— Start —

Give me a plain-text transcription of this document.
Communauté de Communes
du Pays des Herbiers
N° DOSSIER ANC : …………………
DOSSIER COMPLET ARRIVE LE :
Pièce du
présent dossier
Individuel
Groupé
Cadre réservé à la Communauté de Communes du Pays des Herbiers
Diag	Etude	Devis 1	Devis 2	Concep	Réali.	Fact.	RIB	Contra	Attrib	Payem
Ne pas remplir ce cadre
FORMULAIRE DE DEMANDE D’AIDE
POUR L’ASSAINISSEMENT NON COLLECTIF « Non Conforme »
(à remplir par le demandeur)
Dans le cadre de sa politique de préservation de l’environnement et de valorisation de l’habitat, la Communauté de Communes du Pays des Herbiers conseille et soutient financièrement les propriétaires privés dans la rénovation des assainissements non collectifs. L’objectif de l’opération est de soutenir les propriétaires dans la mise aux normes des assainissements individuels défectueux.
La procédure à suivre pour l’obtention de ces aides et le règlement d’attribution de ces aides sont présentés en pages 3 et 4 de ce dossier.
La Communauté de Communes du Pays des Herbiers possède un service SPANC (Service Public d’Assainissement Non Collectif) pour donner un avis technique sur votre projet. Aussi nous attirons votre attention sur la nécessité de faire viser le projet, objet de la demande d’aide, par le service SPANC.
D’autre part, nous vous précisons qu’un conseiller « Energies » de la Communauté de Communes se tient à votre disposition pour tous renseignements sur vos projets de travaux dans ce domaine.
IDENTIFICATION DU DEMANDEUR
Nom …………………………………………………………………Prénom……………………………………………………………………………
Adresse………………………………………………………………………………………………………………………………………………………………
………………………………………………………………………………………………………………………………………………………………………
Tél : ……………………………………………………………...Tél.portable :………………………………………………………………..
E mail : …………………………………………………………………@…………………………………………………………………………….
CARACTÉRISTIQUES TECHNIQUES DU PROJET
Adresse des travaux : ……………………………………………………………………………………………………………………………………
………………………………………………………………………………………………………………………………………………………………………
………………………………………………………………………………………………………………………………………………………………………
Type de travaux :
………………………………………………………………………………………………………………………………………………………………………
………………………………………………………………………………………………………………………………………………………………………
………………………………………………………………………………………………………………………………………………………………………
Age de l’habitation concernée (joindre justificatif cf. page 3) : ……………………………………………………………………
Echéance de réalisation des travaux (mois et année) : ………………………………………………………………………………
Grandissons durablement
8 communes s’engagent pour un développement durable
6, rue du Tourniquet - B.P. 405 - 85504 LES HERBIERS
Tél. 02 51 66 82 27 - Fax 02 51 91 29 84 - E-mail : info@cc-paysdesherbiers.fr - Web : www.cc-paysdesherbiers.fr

— End —

TO DO:
List every line in the records above that contains the word "mail".

EXERCISE RESPONSE:
E mail : …………………………………………………………………@…………………………………………………………………………….
Tél. 02 51 66 82 27 - Fax 02 51 91 29 84 - E-mail : info@cc-paysdesherbiers.fr - Web : www.cc-paysdesherbiers.fr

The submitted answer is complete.